-- START --

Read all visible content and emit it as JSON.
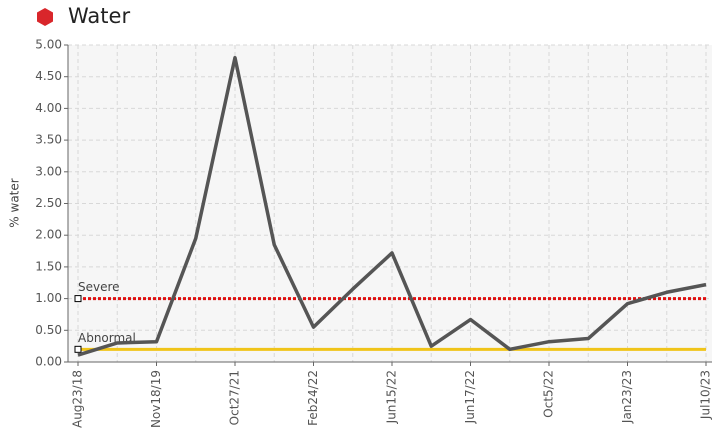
{
  "chart_data": {
    "type": "line",
    "title": "Water",
    "y_label": "% water",
    "categories": [
      "Aug23/18",
      null,
      "Nov18/19",
      null,
      "Oct27/21",
      null,
      "Feb24/22",
      null,
      "Jun15/22",
      null,
      "Jun17/22",
      null,
      "Oct5/22",
      null,
      "Jan23/23",
      null,
      "Jul10/23"
    ],
    "series": [
      {
        "name": "Water",
        "color": "#555555",
        "values": [
          0.11,
          0.3,
          0.32,
          1.95,
          4.8,
          1.85,
          0.55,
          1.15,
          1.72,
          0.25,
          0.67,
          0.2,
          0.32,
          0.37,
          0.92,
          1.1,
          1.22
        ]
      }
    ],
    "thresholds": [
      {
        "name": "Severe",
        "value": 1.0,
        "color": "#e01010"
      },
      {
        "name": "Abnormal",
        "value": 0.2,
        "color": "#f0c419"
      }
    ],
    "ylim": [
      0,
      5
    ],
    "yticks": [
      {
        "value": 0,
        "label": "0.00"
      },
      {
        "value": 0.5,
        "label": "0.50"
      },
      {
        "value": 1,
        "label": "1.00"
      },
      {
        "value": 1.5,
        "label": "1.50"
      },
      {
        "value": 2,
        "label": "2.00"
      },
      {
        "value": 2.5,
        "label": "2.50"
      },
      {
        "value": 3,
        "label": "3.00"
      },
      {
        "value": 3.5,
        "label": "3.50"
      },
      {
        "value": 4,
        "label": "4.00"
      },
      {
        "value": 4.5,
        "label": "4.50"
      },
      {
        "value": 5,
        "label": "5.00"
      }
    ],
    "grid": true,
    "title_icon_color": "#d9262b"
  }
}
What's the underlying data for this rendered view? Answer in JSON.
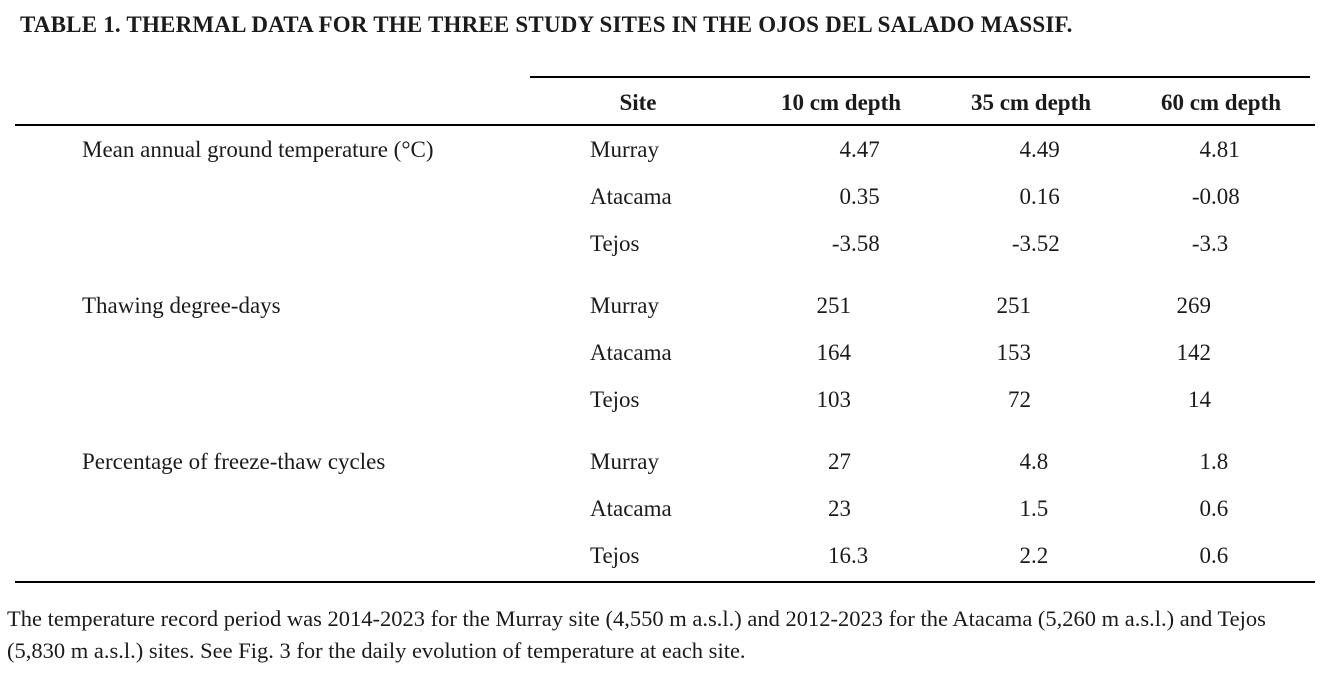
{
  "title": "TABLE 1. THERMAL DATA FOR THE THREE STUDY SITES IN THE OJOS DEL SALADO MASSIF.",
  "table": {
    "columns": {
      "site": "Site",
      "c1": "10 cm depth",
      "c2": "35 cm depth",
      "c3": "60 cm depth"
    },
    "groups": [
      {
        "label": "Mean annual ground temperature (°C)",
        "rows": [
          {
            "site": "Murray",
            "values": [
              "4.47",
              "4.49",
              "4.81"
            ]
          },
          {
            "site": "Atacama",
            "values": [
              "0.35",
              "0.16",
              "-0.08"
            ]
          },
          {
            "site": "Tejos",
            "values": [
              "-3.58",
              "-3.52",
              "-3.3"
            ]
          }
        ]
      },
      {
        "label": "Thawing degree-days",
        "rows": [
          {
            "site": "Murray",
            "values": [
              "251",
              "251",
              "269"
            ]
          },
          {
            "site": "Atacama",
            "values": [
              "164",
              "153",
              "142"
            ]
          },
          {
            "site": "Tejos",
            "values": [
              "103",
              "72",
              "14"
            ]
          }
        ]
      },
      {
        "label": "Percentage of freeze-thaw cycles",
        "rows": [
          {
            "site": "Murray",
            "values": [
              "27",
              "4.8",
              "1.8"
            ]
          },
          {
            "site": "Atacama",
            "values": [
              "23",
              "1.5",
              "0.6"
            ]
          },
          {
            "site": "Tejos",
            "values": [
              "16.3",
              "2.2",
              "0.6"
            ]
          }
        ]
      }
    ]
  },
  "footnote": "The temperature record period was 2014-2023 for the Murray site (4,550 m a.s.l.) and 2012-2023 for the Atacama (5,260 m a.s.l.) and Tejos (5,830 m a.s.l.) sites. See Fig. 3 for the daily evolution of temperature at each site."
}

-- END --

Copy each line of the preceding data that contains the string "depth".

> _Answer below_:
      "c1": "10 cm depth",
      "c2": "35 cm depth",
      "c3": "60 cm depth"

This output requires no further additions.